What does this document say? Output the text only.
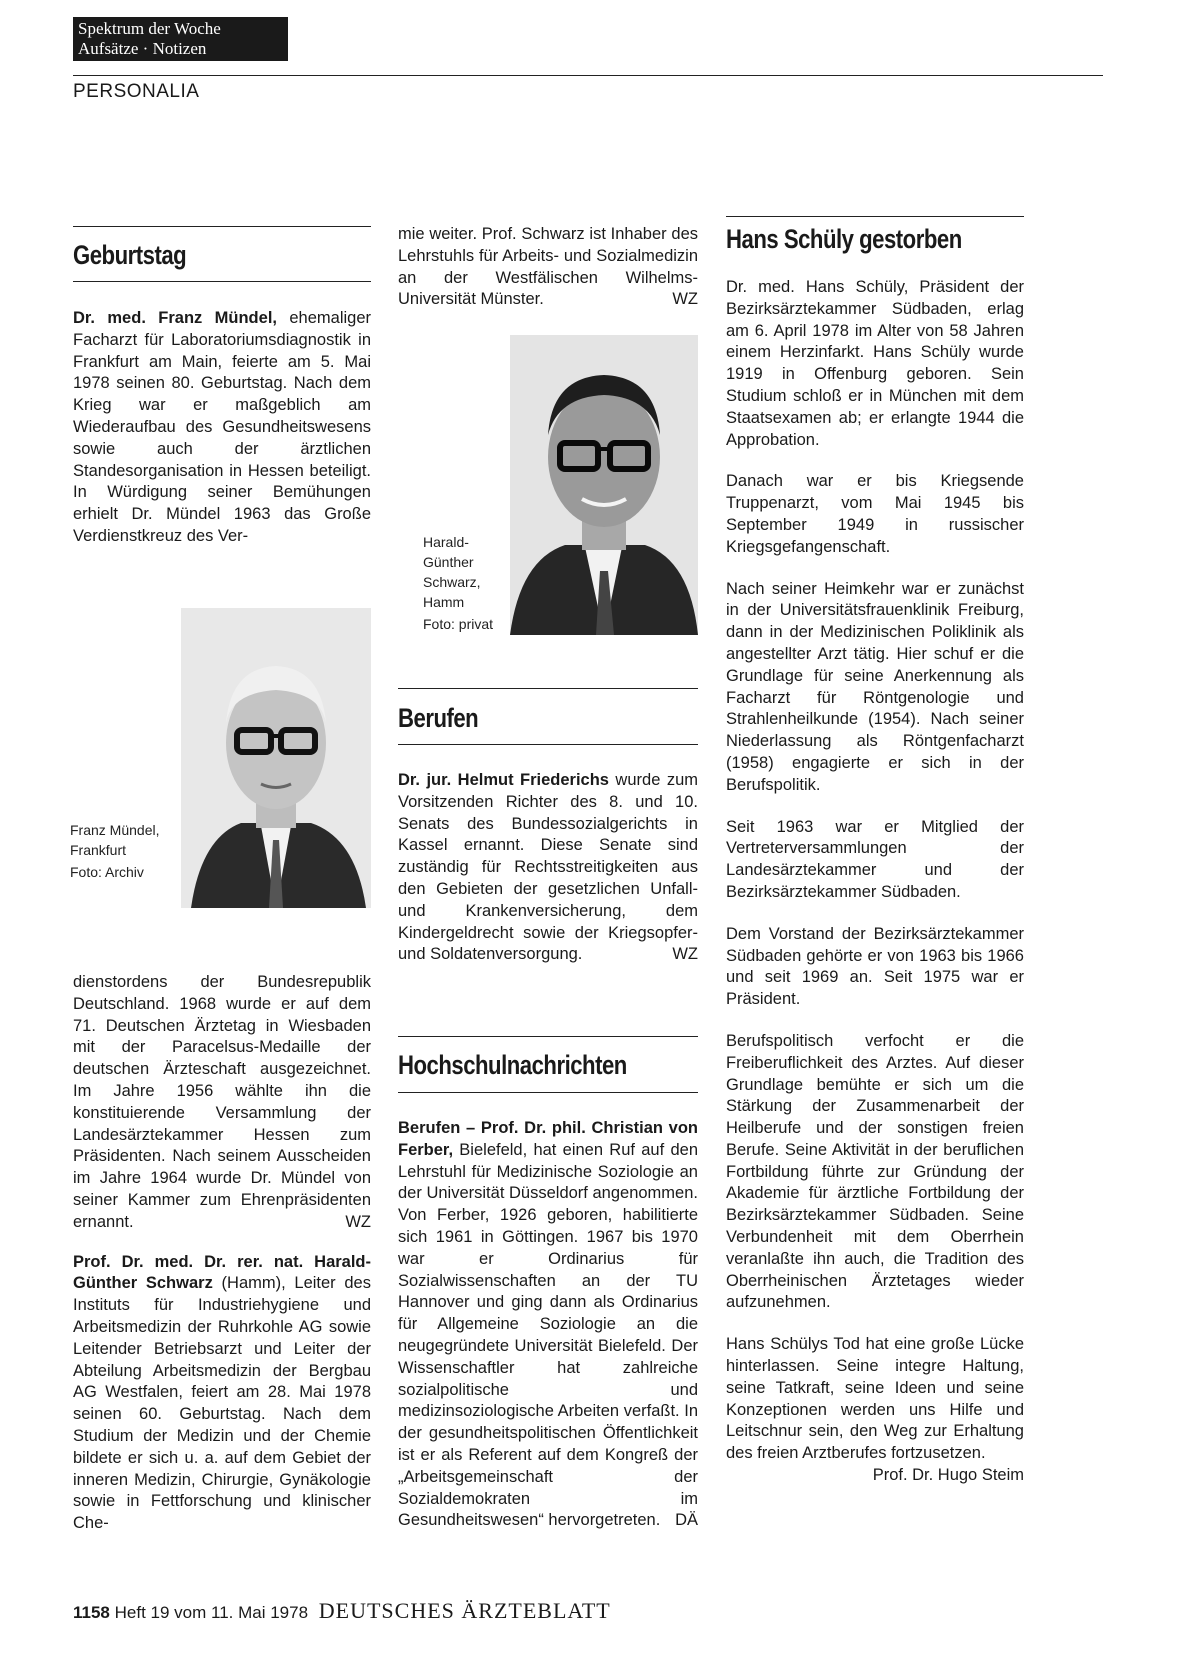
Spektrum der Woche
Aufsätze · Notizen
PERSONALIA
Geburtstag

Dr. med. Franz Mündel, ehemaliger Facharzt für Laboratoriumsdiagnostik in Frankfurt am Main, feierte am 5. Mai 1978 seinen 80. Geburtstag. Nach dem Krieg war er maßgeblich am Wiederaufbau des Gesundheitswesens sowie auch der ärztlichen Standesorganisation in Hessen beteiligt. In Würdigung seiner Bemühungen erhielt Dr. Mündel 1963 das Große Verdienstkreuz des Ver-

Franz Mündel, Frankfurt
Foto: Archiv

dienstordens der Bundesrepublik Deutschland. 1968 wurde er auf dem 71. Deutschen Ärztetag in Wiesbaden mit der Paracelsus-Medaille der deutschen Ärzteschaft ausgezeichnet. Im Jahre 1956 wählte ihn die konstituierende Versammlung der Landesärztekammer Hessen zum Präsidenten. Nach seinem Ausscheiden im Jahre 1964 wurde Dr. Mündel von seiner Kammer zum Ehrenpräsidenten ernannt.	WZ

Prof. Dr. med. Dr. rer. nat. Harald-Günther Schwarz (Hamm), Leiter des Instituts für Industriehygiene und Arbeitsmedizin der Ruhrkohle AG sowie Leitender Betriebsarzt und Leiter der Abteilung Arbeitsmedizin der Bergbau AG Westfalen, feiert am 28. Mai 1978 seinen 60. Geburtstag. Nach dem Studium der Medizin und der Chemie bildete er sich u. a. auf dem Gebiet der inneren Medizin, Chirurgie, Gynäkologie sowie in Fettforschung und klinischer Che-

mie weiter. Prof. Schwarz ist Inhaber des Lehrstuhls für Arbeits- und Sozialmedizin an der Westfälischen Wilhelms-Universität Münster.	WZ

Harald-Günther Schwarz, Hamm
Foto: privat
Berufen

Dr. jur. Helmut Friederichs wurde zum Vorsitzenden Richter des 8. und 10. Senats des Bundessozialgerichts in Kassel ernannt. Diese Senate sind zuständig für Rechtsstreitigkeiten aus den Gebieten der gesetzlichen Unfall- und Krankenversicherung, dem Kindergeldrecht sowie der Kriegsopfer- und Soldatenversorgung.	WZ

Hochschulnachrichten

Berufen – Prof. Dr. phil. Christian von Ferber, Bielefeld, hat einen Ruf auf den Lehrstuhl für Medizinische Soziologie an der Universität Düsseldorf angenommen. Von Ferber, 1926 geboren, habilitierte sich 1961 in Göttingen. 1967 bis 1970 war er Ordinarius für Sozialwissenschaften an der TU Hannover und ging dann als Ordinarius für Allgemeine Soziologie an die neugegründete Universität Bielefeld. Der Wissenschaftler hat zahlreiche sozialpolitische und medizinsoziologische Arbeiten verfaßt. In der gesundheitspolitischen Öffentlichkeit ist er als Referent auf dem Kongreß der „Arbeitsgemeinschaft der Sozialdemokraten im Gesundheitswesen“ hervorgetreten. DÄ

Hans Schüly gestorben

Dr. med. Hans Schüly, Präsident der Bezirksärztekammer Südbaden, erlag am 6. April 1978 im Alter von 58 Jahren einem Herzinfarkt. Hans Schüly wurde 1919 in Offenburg geboren. Sein Studium schloß er in München mit dem Staatsexamen ab; er erlangte 1944 die Approbation.

Danach war er bis Kriegsende Truppenarzt, vom Mai 1945 bis September 1949 in russischer Kriegsgefangenschaft.

Nach seiner Heimkehr war er zunächst in der Universitätsfrauenklinik Freiburg, dann in der Medizinischen Poliklinik als angestellter Arzt tätig. Hier schuf er die Grundlage für seine Anerkennung als Facharzt für Röntgenologie und Strahlenheilkunde (1954). Nach seiner Niederlassung als Röntgenfacharzt (1958) engagierte er sich in der Berufspolitik.

Seit 1963 war er Mitglied der Vertreterversammlungen der Landesärztekammer und der Bezirksärztekammer Südbaden.

Dem Vorstand der Bezirksärztekammer Südbaden gehörte er von 1963 bis 1966 und seit 1969 an. Seit 1975 war er Präsident.

Berufspolitisch verfocht er die Freiberuflichkeit des Arztes. Auf dieser Grundlage bemühte er sich um die Stärkung der Zusammenarbeit der Heilberufe und der sonstigen freien Berufe. Seine Aktivität in der beruflichen Fortbildung führte zur Gründung der Akademie für ärztliche Fortbildung der Bezirksärztekammer Südbaden. Seine Verbundenheit mit dem Oberrhein veranlaßte ihn auch, die Tradition des Oberrheinischen Ärztetages wieder aufzunehmen.

Hans Schülys Tod hat eine große Lücke hinterlassen. Seine integre Haltung, seine Tatkraft, seine Ideen und seine Konzeptionen werden uns Hilfe und Leitschnur sein, den Weg zur Erhaltung des freien Arztberufes fortzusetzen.
Prof. Dr. Hugo Steim

1158 Heft 19 vom 11. Mai 1978 DEUTSCHES ÄRZTEBLATT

DIRECTIONS FOR THIS TASK - Would you print the whole listing exactly, omitting the pictures?

EXERCISE RESPONSE -
What does this document say? Output the text only.
Spektrum der Woche
Aufsätze · Notizen
PERSONALIA
Geburtstag

Dr. med. Franz Mündel, ehemaliger Facharzt für Laboratoriumsdiagnostik in Frankfurt am Main, feierte am 5. Mai 1978 seinen 80. Geburtstag. Nach dem Krieg war er maßgeblich am Wiederaufbau des Gesundheitswesens sowie auch der ärztlichen Standesorganisation in Hessen beteiligt. In Würdigung seiner Bemühungen erhielt Dr. Mündel 1963 das Große Verdienstkreuz des Ver-

Franz Mündel, Frankfurt
Foto: Archiv

dienstordens der Bundesrepublik Deutschland. 1968 wurde er auf dem 71. Deutschen Ärztetag in Wiesbaden mit der Paracelsus-Medaille der deutschen Ärzteschaft ausgezeichnet. Im Jahre 1956 wählte ihn die konstituierende Versammlung der Landesärztekammer Hessen zum Präsidenten. Nach seinem Ausscheiden im Jahre 1964 wurde Dr. Mündel von seiner Kammer zum Ehrenpräsidenten ernannt.	WZ

Prof. Dr. med. Dr. rer. nat. Harald-Günther Schwarz (Hamm), Leiter des Instituts für Industriehygiene und Arbeitsmedizin der Ruhrkohle AG sowie Leitender Betriebsarzt und Leiter der Abteilung Arbeitsmedizin der Bergbau AG Westfalen, feiert am 28. Mai 1978 seinen 60. Geburtstag. Nach dem Studium der Medizin und der Chemie bildete er sich u. a. auf dem Gebiet der inneren Medizin, Chirurgie, Gynäkologie sowie in Fettforschung und klinischer Che-

mie weiter. Prof. Schwarz ist Inhaber des Lehrstuhls für Arbeits- und Sozialmedizin an der Westfälischen Wilhelms-Universität Münster.	WZ

Harald-Günther Schwarz, Hamm
Foto: privat
Berufen

Dr. jur. Helmut Friederichs wurde zum Vorsitzenden Richter des 8. und 10. Senats des Bundessozialgerichts in Kassel ernannt. Diese Senate sind zuständig für Rechtsstreitigkeiten aus den Gebieten der gesetzlichen Unfall- und Krankenversicherung, dem Kindergeldrecht sowie der Kriegsopfer- und Soldatenversorgung.	WZ

Hochschulnachrichten

Berufen – Prof. Dr. phil. Christian von Ferber, Bielefeld, hat einen Ruf auf den Lehrstuhl für Medizinische Soziologie an der Universität Düsseldorf angenommen. Von Ferber, 1926 geboren, habilitierte sich 1961 in Göttingen. 1967 bis 1970 war er Ordinarius für Sozialwissenschaften an der TU Hannover und ging dann als Ordinarius für Allgemeine Soziologie an die neugegründete Universität Bielefeld. Der Wissenschaftler hat zahlreiche sozialpolitische und medizinsoziologische Arbeiten verfaßt. In der gesundheitspolitischen Öffentlichkeit ist er als Referent auf dem Kongreß der „Arbeitsgemeinschaft der Sozialdemokraten im Gesundheitswesen“ hervorgetreten. DÄ

Hans Schüly gestorben

Dr. med. Hans Schüly, Präsident der Bezirksärztekammer Südbaden, erlag am 6. April 1978 im Alter von 58 Jahren einem Herzinfarkt. Hans Schüly wurde 1919 in Offenburg geboren. Sein Studium schloß er in München mit dem Staatsexamen ab; er erlangte 1944 die Approbation.

Danach war er bis Kriegsende Truppenarzt, vom Mai 1945 bis September 1949 in russischer Kriegsgefangenschaft.

Nach seiner Heimkehr war er zunächst in der Universitätsfrauenklinik Freiburg, dann in der Medizinischen Poliklinik als angestellter Arzt tätig. Hier schuf er die Grundlage für seine Anerkennung als Facharzt für Röntgenologie und Strahlenheilkunde (1954). Nach seiner Niederlassung als Röntgenfacharzt (1958) engagierte er sich in der Berufspolitik.

Seit 1963 war er Mitglied der Vertreterversammlungen der Landesärztekammer und der Bezirksärztekammer Südbaden.

Dem Vorstand der Bezirksärztekammer Südbaden gehörte er von 1963 bis 1966 und seit 1969 an. Seit 1975 war er Präsident.

Berufspolitisch verfocht er die Freiberuflichkeit des Arztes. Auf dieser Grundlage bemühte er sich um die Stärkung der Zusammenarbeit der Heilberufe und der sonstigen freien Berufe. Seine Aktivität in der beruflichen Fortbildung führte zur Gründung der Akademie für ärztliche Fortbildung der Bezirksärztekammer Südbaden. Seine Verbundenheit mit dem Oberrhein veranlaßte ihn auch, die Tradition des Oberrheinischen Ärztetages wieder aufzunehmen.

Hans Schülys Tod hat eine große Lücke hinterlassen. Seine integre Haltung, seine Tatkraft, seine Ideen und seine Konzeptionen werden uns Hilfe und Leitschnur sein, den Weg zur Erhaltung des freien Arztberufes fortzusetzen.
Prof. Dr. Hugo Steim

1158 Heft 19 vom 11. Mai 1978 DEUTSCHES ÄRZTEBLATT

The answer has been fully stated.